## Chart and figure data
========================

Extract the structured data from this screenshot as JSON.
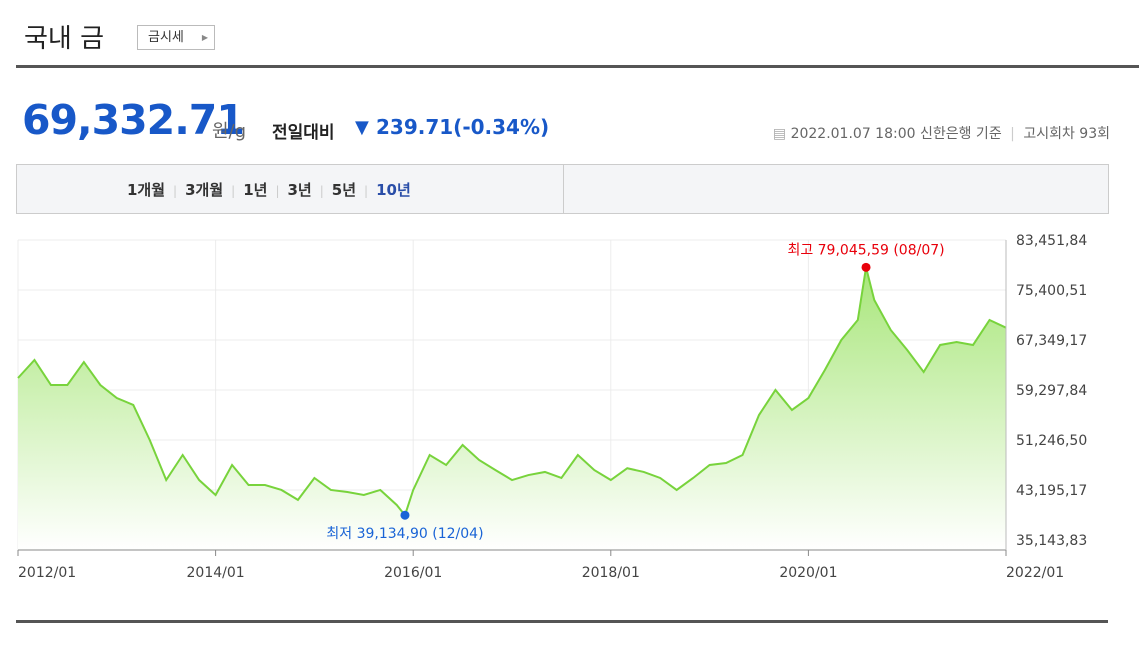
{
  "header": {
    "title": "국내 금",
    "button": "금시세"
  },
  "price": {
    "value": "69,332.71",
    "unit": "원/g",
    "change_label": "전일대비",
    "change": "239.71(-0.34%)"
  },
  "info": {
    "source": "2022.01.07 18:00 신한은행 기준",
    "round": "고시회차 93회"
  },
  "tabs": [
    "1개월",
    "3개월",
    "1년",
    "3년",
    "5년",
    "10년"
  ],
  "selected_tab": 5,
  "chart_data": {
    "type": "line",
    "x": [
      "2012/01",
      "2012/03",
      "2012/05",
      "2012/07",
      "2012/09",
      "2012/11",
      "2013/01",
      "2013/03",
      "2013/05",
      "2013/07",
      "2013/09",
      "2013/11",
      "2014/01",
      "2014/03",
      "2014/05",
      "2014/07",
      "2014/09",
      "2014/11",
      "2015/01",
      "2015/03",
      "2015/05",
      "2015/07",
      "2015/09",
      "2015/11",
      "2015/12",
      "2016/01",
      "2016/03",
      "2016/05",
      "2016/07",
      "2016/09",
      "2016/11",
      "2017/01",
      "2017/03",
      "2017/05",
      "2017/07",
      "2017/09",
      "2017/11",
      "2018/01",
      "2018/03",
      "2018/05",
      "2018/07",
      "2018/09",
      "2018/11",
      "2019/01",
      "2019/03",
      "2019/05",
      "2019/07",
      "2019/09",
      "2019/11",
      "2020/01",
      "2020/03",
      "2020/05",
      "2020/07",
      "2020/08",
      "2020/09",
      "2020/11",
      "2021/01",
      "2021/03",
      "2021/05",
      "2021/07",
      "2021/09",
      "2021/11",
      "2022/01"
    ],
    "series": [
      {
        "color": "#78d33c",
        "values": [
          61230,
          64130,
          60100,
          60100,
          63800,
          60100,
          58000,
          56900,
          51250,
          44800,
          48830,
          44800,
          42390,
          47220,
          44000,
          44000,
          43200,
          41600,
          45130,
          43200,
          42870,
          42390,
          43200,
          40780,
          39134.9,
          43200,
          48830,
          47220,
          50440,
          48030,
          46400,
          44800,
          45600,
          46100,
          45130,
          48830,
          46400,
          44800,
          46700,
          46100,
          45130,
          43200,
          45130,
          47220,
          47540,
          48830,
          55270,
          59300,
          56080,
          58000,
          62520,
          67350,
          70570,
          79045.59,
          73790,
          68960,
          65740,
          62200,
          66550,
          67030,
          66550,
          70570,
          69330
        ]
      }
    ],
    "xlim": [
      "2012/01",
      "2022/01"
    ],
    "xticks": [
      "2012/01",
      "2014/01",
      "2016/01",
      "2018/01",
      "2020/01",
      "2022/01"
    ],
    "ylim": [
      35143.83,
      83451.84
    ],
    "yticks": [
      {
        "value": 35143.83,
        "label": "35,143,83"
      },
      {
        "value": 43195.17,
        "label": "43,195,17"
      },
      {
        "value": 51246.5,
        "label": "51,246,50"
      },
      {
        "value": 59297.84,
        "label": "59,297,84"
      },
      {
        "value": 67349.17,
        "label": "67,349,17"
      },
      {
        "value": 75400.51,
        "label": "75,400,51"
      },
      {
        "value": 83451.84,
        "label": "83,451,84"
      }
    ],
    "grid": true,
    "high_label": "최고 79,045,59 (08/07)",
    "high_color": "#e8000b",
    "low_label": "최저 39,134,90 (12/04)",
    "low_color": "#1a64d6"
  }
}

========================

## REQUIRED WORK
Write out the listing above again, exactly, but with no pictures in the copy.

## EXPECTED ANSWER
Extract the structured data from this screenshot as JSON.
{
  "header": {
    "title": "국내 금",
    "button": "금시세"
  },
  "price": {
    "value": "69,332.71",
    "unit": "원/g",
    "change_label": "전일대비",
    "change": "239.71(-0.34%)"
  },
  "info": {
    "source": "2022.01.07 18:00 신한은행 기준",
    "round": "고시회차 93회"
  },
  "tabs": [
    "1개월",
    "3개월",
    "1년",
    "3년",
    "5년",
    "10년"
  ],
  "selected_tab": 5,
  "chart_data": {
    "type": "line",
    "x": [
      "2012/01",
      "2012/03",
      "2012/05",
      "2012/07",
      "2012/09",
      "2012/11",
      "2013/01",
      "2013/03",
      "2013/05",
      "2013/07",
      "2013/09",
      "2013/11",
      "2014/01",
      "2014/03",
      "2014/05",
      "2014/07",
      "2014/09",
      "2014/11",
      "2015/01",
      "2015/03",
      "2015/05",
      "2015/07",
      "2015/09",
      "2015/11",
      "2015/12",
      "2016/01",
      "2016/03",
      "2016/05",
      "2016/07",
      "2016/09",
      "2016/11",
      "2017/01",
      "2017/03",
      "2017/05",
      "2017/07",
      "2017/09",
      "2017/11",
      "2018/01",
      "2018/03",
      "2018/05",
      "2018/07",
      "2018/09",
      "2018/11",
      "2019/01",
      "2019/03",
      "2019/05",
      "2019/07",
      "2019/09",
      "2019/11",
      "2020/01",
      "2020/03",
      "2020/05",
      "2020/07",
      "2020/08",
      "2020/09",
      "2020/11",
      "2021/01",
      "2021/03",
      "2021/05",
      "2021/07",
      "2021/09",
      "2021/11",
      "2022/01"
    ],
    "series": [
      {
        "color": "#78d33c",
        "values": [
          61230,
          64130,
          60100,
          60100,
          63800,
          60100,
          58000,
          56900,
          51250,
          44800,
          48830,
          44800,
          42390,
          47220,
          44000,
          44000,
          43200,
          41600,
          45130,
          43200,
          42870,
          42390,
          43200,
          40780,
          39134.9,
          43200,
          48830,
          47220,
          50440,
          48030,
          46400,
          44800,
          45600,
          46100,
          45130,
          48830,
          46400,
          44800,
          46700,
          46100,
          45130,
          43200,
          45130,
          47220,
          47540,
          48830,
          55270,
          59300,
          56080,
          58000,
          62520,
          67350,
          70570,
          79045.59,
          73790,
          68960,
          65740,
          62200,
          66550,
          67030,
          66550,
          70570,
          69330
        ]
      }
    ],
    "xlim": [
      "2012/01",
      "2022/01"
    ],
    "xticks": [
      "2012/01",
      "2014/01",
      "2016/01",
      "2018/01",
      "2020/01",
      "2022/01"
    ],
    "ylim": [
      35143.83,
      83451.84
    ],
    "yticks": [
      {
        "value": 35143.83,
        "label": "35,143,83"
      },
      {
        "value": 43195.17,
        "label": "43,195,17"
      },
      {
        "value": 51246.5,
        "label": "51,246,50"
      },
      {
        "value": 59297.84,
        "label": "59,297,84"
      },
      {
        "value": 67349.17,
        "label": "67,349,17"
      },
      {
        "value": 75400.51,
        "label": "75,400,51"
      },
      {
        "value": 83451.84,
        "label": "83,451,84"
      }
    ],
    "grid": true,
    "high_label": "최고 79,045,59 (08/07)",
    "high_color": "#e8000b",
    "low_label": "최저 39,134,90 (12/04)",
    "low_color": "#1a64d6"
  }
}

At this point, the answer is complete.